--- WRITTEN EXERCISE ---
Reproduce everything from "I am writing" down to "story makes ripples." in the essay on The Color Purple below.

>> BEGIN PAGE EXTRACT

By Sarah Whitfield
A Spotify playlist has been created to accompany this essay.
It is 2018 and I am sitting in the Neptune Theatre, Halifax, Canada. I’m watching the Canadian premiere of the musical theatre adaptation of The Color Purple directed by Kimberley Rampersad—the first time the show has been directed by a black woman. It is also the first-ever positive representation of my own sexuality that I have been able to witness in the form that I have spent almost two decades studying, researching, and writing about: musical theatre. As I watch the character of Shrug Avery (Karen Burthwright) delight in the fluidity of her own sexual desire, a desire above and beyond gender, it feels like a space has been made. I’m crying but it’s complicated. Joy? Sadness? Recognition?
I am writing from the perspective of a bisexual+ cis-gendered white British woman, so it is important to note the many kinds of privilege that shape the experiences I am talking about, especially when addressing this musical. The Color Purple (2005) is especially important in the space it makes for PoC, and women of color. This has been written about both in reference to the musical (Edney; Lovelock) and the novel (Bealer), and by Alice Walker herself. For me, it is the first time I have seen what it is to be bisexual on a stage, while I recognize this musical does many more important things than that in connection to race and sexuality. Its powerful story makes ripples.

>> END PAGE EXTRACT
>> BEGIN INFORMATION PROVIDED

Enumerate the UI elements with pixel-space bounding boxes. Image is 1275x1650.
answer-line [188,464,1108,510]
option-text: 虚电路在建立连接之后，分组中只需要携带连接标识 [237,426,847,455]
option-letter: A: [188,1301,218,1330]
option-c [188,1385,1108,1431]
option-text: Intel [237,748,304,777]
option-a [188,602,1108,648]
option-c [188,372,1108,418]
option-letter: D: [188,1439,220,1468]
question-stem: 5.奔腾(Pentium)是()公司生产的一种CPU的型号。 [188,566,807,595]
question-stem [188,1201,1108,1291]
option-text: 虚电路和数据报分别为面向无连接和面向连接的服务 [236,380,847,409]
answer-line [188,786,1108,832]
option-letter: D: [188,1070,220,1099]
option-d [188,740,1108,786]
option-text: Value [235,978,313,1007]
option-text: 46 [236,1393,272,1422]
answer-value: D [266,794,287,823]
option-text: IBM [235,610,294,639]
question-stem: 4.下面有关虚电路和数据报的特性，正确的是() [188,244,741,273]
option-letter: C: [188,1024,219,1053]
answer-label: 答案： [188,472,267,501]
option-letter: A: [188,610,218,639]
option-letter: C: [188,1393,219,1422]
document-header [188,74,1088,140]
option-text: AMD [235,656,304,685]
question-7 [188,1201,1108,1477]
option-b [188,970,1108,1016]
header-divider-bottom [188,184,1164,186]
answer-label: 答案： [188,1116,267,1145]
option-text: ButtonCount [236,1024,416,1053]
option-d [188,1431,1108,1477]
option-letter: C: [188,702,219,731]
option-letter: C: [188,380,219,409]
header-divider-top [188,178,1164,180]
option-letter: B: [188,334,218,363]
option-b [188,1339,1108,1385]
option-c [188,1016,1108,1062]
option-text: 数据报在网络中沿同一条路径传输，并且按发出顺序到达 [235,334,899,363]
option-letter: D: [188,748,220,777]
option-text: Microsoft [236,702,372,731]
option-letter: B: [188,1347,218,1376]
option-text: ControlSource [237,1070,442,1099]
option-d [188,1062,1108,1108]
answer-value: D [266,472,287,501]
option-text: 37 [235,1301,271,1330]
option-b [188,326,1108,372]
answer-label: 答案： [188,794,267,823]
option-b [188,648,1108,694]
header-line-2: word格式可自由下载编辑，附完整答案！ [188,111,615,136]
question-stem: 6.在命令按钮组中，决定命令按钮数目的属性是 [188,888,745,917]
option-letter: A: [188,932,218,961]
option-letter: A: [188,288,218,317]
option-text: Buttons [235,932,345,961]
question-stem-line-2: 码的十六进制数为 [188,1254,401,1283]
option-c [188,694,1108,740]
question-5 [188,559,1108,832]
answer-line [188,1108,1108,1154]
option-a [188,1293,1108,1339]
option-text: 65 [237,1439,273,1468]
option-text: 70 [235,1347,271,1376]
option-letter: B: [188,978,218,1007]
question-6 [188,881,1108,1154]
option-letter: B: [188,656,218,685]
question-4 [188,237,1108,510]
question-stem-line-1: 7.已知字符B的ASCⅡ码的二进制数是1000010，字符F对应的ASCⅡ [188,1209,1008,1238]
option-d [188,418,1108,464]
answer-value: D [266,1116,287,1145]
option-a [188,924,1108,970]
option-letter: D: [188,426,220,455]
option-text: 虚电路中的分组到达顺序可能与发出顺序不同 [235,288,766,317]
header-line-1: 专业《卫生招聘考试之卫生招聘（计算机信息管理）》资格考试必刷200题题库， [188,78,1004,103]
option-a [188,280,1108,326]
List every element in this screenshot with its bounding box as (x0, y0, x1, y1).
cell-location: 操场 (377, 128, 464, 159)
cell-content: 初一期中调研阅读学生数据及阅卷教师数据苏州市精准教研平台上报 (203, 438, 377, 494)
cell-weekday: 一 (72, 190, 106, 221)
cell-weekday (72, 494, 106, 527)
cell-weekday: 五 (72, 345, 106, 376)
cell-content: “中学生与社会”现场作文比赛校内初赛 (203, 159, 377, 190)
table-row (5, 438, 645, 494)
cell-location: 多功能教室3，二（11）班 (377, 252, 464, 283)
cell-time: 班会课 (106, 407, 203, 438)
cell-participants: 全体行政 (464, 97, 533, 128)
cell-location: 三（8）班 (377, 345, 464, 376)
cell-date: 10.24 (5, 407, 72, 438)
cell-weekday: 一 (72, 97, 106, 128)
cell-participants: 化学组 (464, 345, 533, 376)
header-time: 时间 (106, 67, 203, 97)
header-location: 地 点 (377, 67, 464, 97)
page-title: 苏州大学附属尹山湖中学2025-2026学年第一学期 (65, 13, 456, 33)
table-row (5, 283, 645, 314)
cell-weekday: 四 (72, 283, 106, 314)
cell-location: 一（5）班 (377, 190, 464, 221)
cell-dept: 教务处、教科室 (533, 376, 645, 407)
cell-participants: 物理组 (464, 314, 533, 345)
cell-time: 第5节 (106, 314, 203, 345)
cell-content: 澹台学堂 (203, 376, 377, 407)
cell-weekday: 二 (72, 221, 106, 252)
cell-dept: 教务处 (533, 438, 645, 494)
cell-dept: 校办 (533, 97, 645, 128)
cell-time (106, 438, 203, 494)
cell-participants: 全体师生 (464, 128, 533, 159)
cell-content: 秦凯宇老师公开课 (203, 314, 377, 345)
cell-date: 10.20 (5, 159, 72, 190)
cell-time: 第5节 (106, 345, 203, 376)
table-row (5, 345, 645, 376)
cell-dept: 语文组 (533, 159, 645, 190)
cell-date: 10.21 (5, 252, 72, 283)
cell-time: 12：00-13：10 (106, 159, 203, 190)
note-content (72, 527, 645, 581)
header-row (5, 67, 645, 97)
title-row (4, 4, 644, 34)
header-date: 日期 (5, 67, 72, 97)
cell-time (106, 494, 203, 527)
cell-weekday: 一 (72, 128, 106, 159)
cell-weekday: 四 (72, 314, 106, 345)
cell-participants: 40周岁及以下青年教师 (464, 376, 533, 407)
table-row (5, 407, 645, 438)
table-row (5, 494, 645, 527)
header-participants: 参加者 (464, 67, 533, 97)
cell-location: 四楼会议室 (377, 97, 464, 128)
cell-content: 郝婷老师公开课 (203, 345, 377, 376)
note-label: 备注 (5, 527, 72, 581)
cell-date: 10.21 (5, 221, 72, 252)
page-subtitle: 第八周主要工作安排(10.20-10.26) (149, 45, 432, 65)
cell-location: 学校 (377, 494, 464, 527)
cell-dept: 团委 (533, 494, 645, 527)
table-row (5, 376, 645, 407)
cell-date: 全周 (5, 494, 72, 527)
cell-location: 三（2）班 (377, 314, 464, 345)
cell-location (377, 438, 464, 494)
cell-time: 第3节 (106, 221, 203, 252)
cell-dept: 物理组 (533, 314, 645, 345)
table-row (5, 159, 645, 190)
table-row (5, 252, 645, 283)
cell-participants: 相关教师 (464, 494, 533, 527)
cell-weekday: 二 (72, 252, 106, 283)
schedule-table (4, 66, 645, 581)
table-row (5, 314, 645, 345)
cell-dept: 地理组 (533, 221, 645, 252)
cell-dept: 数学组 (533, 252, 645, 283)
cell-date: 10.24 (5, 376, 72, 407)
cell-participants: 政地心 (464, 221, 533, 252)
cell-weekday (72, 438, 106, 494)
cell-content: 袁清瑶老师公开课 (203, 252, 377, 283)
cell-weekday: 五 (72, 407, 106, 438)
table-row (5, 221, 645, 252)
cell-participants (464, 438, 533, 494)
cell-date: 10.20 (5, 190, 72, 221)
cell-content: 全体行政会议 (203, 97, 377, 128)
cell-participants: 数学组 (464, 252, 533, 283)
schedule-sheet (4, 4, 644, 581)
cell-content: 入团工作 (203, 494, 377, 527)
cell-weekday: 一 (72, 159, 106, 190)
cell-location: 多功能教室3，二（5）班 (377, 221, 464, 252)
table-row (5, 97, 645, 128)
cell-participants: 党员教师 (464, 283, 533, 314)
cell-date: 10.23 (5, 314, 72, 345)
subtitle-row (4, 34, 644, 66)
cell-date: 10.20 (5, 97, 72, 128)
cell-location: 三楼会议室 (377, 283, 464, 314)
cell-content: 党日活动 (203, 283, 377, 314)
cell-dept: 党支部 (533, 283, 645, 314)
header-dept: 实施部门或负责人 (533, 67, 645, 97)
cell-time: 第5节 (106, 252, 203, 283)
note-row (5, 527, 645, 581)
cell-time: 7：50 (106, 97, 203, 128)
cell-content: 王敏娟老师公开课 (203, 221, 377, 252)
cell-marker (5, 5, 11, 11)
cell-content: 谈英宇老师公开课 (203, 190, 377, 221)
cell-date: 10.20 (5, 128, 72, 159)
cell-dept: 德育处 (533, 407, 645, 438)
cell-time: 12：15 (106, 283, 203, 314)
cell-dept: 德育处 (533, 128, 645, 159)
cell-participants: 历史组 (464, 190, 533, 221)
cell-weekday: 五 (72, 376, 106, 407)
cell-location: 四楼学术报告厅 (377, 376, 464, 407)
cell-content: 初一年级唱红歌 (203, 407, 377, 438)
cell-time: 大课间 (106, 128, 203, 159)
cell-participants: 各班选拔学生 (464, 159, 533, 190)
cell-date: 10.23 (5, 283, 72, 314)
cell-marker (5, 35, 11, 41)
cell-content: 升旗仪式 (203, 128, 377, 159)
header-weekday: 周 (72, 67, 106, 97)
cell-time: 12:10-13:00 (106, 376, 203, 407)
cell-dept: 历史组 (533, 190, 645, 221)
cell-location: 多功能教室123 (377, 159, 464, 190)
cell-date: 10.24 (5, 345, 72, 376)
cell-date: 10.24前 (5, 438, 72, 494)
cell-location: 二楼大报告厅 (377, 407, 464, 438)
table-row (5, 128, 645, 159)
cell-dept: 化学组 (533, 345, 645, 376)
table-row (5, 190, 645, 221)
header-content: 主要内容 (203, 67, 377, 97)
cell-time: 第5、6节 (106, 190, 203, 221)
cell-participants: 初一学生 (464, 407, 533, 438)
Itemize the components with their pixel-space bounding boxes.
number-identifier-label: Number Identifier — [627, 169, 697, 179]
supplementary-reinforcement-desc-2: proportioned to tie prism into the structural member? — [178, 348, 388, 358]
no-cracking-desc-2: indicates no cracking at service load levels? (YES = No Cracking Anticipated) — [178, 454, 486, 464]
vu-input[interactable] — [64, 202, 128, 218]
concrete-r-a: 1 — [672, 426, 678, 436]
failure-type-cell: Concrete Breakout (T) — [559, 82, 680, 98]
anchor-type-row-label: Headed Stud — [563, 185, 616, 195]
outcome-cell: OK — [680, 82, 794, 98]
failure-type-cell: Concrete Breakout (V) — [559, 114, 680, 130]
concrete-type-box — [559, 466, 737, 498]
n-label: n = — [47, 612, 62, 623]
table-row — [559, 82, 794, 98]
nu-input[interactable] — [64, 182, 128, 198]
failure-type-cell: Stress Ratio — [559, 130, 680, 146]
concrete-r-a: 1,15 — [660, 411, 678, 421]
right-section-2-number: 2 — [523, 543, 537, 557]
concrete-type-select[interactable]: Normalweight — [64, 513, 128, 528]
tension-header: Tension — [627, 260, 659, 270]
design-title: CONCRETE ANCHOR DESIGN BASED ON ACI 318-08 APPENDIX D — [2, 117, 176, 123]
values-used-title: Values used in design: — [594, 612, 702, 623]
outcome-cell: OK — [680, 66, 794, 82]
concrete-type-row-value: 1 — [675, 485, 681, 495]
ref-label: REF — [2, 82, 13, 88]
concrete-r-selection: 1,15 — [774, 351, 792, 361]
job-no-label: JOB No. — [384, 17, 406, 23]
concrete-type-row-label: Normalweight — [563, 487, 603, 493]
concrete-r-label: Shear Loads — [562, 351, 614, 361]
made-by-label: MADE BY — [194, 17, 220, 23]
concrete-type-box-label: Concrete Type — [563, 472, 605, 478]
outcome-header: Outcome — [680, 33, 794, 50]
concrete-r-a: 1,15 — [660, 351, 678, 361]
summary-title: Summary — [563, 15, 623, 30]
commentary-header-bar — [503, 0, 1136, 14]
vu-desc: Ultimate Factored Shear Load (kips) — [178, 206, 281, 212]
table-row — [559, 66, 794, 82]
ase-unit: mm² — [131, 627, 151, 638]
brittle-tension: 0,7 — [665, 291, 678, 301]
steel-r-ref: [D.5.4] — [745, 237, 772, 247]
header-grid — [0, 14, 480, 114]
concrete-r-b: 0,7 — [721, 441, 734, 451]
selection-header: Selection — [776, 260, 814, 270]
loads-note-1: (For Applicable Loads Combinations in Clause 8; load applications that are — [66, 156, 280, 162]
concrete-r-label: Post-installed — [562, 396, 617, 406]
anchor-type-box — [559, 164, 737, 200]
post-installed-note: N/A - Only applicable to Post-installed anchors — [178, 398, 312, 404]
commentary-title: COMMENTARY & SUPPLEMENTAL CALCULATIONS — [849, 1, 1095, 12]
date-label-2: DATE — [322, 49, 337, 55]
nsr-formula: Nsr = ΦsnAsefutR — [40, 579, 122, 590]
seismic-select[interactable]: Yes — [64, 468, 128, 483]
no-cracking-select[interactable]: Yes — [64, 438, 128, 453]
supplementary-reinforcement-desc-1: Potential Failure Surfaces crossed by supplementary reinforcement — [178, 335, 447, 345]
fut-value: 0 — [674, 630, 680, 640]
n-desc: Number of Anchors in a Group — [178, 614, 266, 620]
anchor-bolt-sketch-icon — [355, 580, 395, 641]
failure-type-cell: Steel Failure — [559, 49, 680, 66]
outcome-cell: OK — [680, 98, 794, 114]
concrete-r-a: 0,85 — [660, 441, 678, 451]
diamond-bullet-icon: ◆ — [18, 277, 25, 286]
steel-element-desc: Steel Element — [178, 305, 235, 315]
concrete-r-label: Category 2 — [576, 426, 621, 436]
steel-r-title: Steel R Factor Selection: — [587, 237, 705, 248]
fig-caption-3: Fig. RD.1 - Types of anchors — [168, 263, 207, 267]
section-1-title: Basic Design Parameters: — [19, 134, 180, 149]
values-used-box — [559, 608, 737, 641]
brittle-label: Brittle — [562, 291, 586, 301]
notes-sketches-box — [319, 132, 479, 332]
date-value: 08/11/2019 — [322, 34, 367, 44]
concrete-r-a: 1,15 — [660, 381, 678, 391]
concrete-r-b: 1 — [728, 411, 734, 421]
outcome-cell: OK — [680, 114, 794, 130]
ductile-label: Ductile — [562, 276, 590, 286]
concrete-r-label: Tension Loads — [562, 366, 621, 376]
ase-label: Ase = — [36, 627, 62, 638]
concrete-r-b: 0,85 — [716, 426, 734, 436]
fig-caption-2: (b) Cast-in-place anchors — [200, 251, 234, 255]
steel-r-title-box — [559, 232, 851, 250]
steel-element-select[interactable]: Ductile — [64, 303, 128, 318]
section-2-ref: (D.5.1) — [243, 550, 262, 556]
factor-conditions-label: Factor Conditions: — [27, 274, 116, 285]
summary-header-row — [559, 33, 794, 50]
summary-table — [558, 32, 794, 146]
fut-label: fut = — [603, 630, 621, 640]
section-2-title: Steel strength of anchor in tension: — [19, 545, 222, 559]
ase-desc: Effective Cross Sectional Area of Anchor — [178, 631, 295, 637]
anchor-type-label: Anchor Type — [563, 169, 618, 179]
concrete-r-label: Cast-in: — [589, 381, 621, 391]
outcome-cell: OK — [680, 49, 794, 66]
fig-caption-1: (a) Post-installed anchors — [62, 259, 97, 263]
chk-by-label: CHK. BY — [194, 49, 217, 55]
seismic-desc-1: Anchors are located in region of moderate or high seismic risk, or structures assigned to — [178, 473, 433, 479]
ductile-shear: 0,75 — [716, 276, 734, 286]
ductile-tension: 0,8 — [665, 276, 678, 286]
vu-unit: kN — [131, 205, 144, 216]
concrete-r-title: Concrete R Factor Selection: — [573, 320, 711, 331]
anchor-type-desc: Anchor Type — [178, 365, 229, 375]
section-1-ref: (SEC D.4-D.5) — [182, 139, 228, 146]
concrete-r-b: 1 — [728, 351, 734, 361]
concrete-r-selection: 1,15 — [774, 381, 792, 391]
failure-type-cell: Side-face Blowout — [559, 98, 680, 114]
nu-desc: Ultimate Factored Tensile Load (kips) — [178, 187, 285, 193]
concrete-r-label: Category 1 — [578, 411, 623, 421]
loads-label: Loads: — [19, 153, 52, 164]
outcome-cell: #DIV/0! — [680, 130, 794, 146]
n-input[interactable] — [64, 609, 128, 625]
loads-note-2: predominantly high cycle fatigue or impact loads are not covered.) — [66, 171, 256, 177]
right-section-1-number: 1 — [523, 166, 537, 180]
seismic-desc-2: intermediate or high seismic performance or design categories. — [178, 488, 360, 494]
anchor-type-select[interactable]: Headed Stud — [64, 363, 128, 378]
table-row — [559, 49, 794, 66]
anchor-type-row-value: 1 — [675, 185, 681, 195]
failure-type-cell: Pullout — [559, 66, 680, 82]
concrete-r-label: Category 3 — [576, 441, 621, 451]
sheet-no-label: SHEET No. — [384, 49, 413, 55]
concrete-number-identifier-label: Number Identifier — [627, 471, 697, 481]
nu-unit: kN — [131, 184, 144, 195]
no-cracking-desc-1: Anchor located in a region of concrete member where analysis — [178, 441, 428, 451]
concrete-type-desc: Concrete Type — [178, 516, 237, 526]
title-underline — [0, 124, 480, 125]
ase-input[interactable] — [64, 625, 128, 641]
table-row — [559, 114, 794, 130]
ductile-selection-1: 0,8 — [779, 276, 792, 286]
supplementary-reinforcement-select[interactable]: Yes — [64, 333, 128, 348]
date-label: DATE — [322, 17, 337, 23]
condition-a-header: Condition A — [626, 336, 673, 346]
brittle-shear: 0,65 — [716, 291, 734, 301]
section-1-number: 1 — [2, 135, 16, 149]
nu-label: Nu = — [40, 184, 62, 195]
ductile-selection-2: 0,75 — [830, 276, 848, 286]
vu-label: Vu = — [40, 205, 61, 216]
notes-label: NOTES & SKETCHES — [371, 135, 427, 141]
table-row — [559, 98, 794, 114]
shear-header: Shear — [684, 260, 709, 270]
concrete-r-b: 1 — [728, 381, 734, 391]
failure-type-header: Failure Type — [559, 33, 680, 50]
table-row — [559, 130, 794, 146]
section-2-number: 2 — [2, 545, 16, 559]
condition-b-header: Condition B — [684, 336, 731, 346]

>> END INFORMATION PROVIDED

--- SOLUTION FOR THIS PROBLEM ---
I am writing from the perspective of a bisexual+ cis-gendered white British woman, so it is important to note the many kinds of privilege that shape the experiences I am talking about, especially when addressing this musical. The Color Purple (2005) is especially important in the space it makes for PoC, and women of color. This has been written about both in reference to the musical (Edney; Lovelock) and the novel (Bealer), and by Alice Walker herself. For me, it is the first time I have seen what it is to be bisexual on a stage, while I recognize this musical does many more important things than that in connection to race and sexuality. Its powerful story makes ripples.